Recorded data:
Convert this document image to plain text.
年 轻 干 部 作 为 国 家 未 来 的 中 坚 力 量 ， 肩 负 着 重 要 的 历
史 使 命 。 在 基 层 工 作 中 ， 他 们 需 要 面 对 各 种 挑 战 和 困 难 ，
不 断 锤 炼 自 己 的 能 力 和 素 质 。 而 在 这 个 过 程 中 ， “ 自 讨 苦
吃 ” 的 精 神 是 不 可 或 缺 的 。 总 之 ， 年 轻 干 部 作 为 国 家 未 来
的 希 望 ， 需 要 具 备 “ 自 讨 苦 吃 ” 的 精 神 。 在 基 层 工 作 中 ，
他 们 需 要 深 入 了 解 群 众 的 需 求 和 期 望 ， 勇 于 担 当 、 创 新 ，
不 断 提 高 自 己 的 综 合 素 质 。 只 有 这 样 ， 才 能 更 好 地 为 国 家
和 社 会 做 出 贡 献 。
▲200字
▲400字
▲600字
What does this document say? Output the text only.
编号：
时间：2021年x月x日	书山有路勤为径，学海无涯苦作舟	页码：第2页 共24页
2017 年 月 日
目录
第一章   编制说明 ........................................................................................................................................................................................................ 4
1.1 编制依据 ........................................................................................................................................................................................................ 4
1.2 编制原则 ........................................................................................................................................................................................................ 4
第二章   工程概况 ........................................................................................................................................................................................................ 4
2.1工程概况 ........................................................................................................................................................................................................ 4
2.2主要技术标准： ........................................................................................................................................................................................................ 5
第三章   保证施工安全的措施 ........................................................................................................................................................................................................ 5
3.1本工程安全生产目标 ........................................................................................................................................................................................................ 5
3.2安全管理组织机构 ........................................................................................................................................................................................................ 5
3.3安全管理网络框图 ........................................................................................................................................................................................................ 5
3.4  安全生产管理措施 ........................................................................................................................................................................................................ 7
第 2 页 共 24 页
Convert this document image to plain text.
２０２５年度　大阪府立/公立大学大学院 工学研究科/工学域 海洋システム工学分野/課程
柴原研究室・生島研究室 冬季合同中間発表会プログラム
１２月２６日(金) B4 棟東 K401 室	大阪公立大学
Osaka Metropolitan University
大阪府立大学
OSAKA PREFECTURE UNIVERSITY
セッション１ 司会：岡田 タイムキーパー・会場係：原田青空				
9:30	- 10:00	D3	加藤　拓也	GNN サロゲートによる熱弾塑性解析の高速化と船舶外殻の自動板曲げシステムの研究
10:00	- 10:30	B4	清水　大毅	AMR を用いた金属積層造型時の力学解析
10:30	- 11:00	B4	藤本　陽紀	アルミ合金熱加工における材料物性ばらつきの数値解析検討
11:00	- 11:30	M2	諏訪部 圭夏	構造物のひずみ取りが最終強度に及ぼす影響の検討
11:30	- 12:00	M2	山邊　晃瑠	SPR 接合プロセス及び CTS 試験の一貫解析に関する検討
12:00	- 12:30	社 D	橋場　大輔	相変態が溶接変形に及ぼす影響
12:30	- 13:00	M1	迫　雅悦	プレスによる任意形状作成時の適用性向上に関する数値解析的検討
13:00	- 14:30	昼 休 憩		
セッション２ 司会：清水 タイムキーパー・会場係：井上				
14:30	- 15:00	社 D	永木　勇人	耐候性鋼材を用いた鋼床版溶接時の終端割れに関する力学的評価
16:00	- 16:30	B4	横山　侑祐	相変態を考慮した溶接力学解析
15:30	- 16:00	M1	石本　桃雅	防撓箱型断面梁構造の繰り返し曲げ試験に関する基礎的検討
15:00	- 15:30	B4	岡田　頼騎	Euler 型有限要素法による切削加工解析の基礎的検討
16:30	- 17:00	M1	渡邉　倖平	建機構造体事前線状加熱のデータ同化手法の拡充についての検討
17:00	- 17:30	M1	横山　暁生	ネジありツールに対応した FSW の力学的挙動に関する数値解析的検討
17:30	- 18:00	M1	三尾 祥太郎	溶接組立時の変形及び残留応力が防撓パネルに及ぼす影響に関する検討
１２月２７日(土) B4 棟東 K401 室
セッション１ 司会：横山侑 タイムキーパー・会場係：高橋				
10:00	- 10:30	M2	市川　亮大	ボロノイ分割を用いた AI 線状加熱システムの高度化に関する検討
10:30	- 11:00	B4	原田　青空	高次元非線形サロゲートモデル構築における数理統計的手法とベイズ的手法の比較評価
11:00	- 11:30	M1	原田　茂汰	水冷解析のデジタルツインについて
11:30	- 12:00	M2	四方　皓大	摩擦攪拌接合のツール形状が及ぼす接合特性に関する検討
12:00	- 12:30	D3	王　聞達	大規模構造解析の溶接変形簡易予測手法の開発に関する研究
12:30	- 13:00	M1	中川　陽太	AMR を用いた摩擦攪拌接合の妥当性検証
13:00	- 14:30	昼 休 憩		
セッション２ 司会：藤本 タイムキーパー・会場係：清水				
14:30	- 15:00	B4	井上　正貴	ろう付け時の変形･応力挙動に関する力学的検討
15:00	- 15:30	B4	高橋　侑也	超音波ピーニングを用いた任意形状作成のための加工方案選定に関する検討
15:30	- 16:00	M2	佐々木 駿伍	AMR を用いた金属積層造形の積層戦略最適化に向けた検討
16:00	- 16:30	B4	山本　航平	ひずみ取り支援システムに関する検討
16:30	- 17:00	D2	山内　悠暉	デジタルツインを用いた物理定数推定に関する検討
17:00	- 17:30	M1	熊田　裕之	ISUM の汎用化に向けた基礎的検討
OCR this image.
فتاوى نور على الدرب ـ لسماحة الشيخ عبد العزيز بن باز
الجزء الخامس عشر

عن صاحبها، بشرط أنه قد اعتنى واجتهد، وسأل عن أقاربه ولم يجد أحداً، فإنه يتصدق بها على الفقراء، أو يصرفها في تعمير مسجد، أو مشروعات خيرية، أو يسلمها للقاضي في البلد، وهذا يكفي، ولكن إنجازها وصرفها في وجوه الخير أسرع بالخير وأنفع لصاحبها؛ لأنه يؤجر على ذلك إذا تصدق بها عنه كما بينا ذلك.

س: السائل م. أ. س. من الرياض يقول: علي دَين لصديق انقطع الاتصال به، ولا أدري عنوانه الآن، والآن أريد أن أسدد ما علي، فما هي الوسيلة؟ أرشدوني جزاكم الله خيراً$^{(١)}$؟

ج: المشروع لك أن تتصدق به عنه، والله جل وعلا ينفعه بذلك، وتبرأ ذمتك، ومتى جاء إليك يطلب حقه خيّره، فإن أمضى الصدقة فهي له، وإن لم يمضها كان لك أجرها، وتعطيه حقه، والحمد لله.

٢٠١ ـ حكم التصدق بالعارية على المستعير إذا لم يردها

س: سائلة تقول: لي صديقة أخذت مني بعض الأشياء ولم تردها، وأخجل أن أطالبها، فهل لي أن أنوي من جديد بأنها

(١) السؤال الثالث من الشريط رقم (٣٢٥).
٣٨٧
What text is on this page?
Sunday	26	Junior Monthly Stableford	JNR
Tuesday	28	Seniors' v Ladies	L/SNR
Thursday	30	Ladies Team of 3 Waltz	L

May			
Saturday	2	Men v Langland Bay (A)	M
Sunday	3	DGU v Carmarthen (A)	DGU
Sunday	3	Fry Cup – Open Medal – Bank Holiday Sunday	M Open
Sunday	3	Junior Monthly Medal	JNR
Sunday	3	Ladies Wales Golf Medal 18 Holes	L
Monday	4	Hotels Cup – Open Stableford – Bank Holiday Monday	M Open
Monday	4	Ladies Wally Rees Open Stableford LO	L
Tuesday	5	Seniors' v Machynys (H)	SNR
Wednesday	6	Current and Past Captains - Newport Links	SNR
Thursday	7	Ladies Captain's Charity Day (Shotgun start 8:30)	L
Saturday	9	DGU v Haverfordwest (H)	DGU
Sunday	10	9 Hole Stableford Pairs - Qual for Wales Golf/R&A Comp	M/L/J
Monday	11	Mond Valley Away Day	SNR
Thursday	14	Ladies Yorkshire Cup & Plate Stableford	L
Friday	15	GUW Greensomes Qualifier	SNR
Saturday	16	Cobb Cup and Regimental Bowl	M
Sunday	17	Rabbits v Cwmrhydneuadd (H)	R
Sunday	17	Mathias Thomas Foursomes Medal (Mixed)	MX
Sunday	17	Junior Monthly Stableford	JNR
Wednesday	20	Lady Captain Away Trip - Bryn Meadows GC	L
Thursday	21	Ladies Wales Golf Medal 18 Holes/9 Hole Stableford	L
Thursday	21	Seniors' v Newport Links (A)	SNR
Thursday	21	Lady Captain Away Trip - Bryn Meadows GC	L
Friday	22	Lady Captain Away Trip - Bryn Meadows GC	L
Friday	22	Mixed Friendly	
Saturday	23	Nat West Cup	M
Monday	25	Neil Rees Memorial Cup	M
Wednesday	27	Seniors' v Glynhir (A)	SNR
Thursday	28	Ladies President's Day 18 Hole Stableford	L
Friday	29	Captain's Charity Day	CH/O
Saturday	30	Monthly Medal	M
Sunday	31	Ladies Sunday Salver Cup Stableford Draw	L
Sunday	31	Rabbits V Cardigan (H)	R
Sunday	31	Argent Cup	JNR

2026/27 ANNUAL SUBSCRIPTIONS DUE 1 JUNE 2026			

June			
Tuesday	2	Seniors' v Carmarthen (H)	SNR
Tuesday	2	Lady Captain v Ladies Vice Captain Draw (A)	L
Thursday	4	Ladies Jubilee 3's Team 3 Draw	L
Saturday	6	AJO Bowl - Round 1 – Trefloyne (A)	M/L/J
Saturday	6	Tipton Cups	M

EXERCISE DIRECTIONS
Pull out each line of the records holding the string "Lady".

SOLUTION FOR THIS PROBLEM
Wednesday	20	Lady Captain Away Trip - Bryn Meadows GC	L
Thursday	21	Lady Captain Away Trip - Bryn Meadows GC	L
Friday	22	Lady Captain Away Trip - Bryn Meadows GC	L
Tuesday	2	Lady Captain v Ladies Vice Captain Draw (A)	L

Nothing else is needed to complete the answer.